Instructions to follow: Each line that includes the string "点在直线" counts once; give the total and nothing else.

Data supplied:

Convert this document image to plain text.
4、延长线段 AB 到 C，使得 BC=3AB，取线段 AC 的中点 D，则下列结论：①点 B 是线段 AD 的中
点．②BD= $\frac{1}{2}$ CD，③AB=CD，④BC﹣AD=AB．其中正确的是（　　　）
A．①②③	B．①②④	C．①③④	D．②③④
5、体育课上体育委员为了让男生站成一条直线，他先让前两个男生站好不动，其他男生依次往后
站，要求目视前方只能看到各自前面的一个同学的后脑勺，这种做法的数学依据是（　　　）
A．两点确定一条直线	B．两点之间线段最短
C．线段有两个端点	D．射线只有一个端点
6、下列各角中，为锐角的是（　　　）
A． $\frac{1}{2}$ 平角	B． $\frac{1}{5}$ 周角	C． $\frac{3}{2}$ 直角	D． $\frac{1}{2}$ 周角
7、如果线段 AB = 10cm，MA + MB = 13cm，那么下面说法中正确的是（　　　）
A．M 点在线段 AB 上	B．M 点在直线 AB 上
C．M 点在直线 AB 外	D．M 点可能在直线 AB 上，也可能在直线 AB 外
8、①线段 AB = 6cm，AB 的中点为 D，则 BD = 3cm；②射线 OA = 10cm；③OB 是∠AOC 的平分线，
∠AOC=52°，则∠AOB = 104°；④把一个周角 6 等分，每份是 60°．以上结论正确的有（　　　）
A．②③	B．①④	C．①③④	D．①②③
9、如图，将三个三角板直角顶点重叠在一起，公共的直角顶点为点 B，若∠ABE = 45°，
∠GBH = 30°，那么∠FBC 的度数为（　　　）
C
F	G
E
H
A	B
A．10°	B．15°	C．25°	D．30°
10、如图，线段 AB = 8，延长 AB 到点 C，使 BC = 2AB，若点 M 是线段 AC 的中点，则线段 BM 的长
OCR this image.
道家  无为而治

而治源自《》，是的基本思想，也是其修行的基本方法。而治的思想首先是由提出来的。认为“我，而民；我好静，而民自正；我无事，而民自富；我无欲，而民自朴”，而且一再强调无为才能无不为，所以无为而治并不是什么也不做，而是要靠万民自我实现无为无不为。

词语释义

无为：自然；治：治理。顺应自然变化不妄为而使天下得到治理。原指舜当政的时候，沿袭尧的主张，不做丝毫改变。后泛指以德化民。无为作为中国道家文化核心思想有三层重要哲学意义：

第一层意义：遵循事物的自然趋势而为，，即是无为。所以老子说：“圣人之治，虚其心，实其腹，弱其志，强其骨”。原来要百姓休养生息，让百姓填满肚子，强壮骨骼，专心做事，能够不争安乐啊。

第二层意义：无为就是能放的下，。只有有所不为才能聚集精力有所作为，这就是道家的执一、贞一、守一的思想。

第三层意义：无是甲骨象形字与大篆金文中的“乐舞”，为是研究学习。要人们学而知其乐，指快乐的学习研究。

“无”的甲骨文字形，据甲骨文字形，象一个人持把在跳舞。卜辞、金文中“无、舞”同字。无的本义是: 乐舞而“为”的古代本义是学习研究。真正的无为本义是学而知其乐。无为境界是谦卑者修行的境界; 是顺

Answer to the problem: 2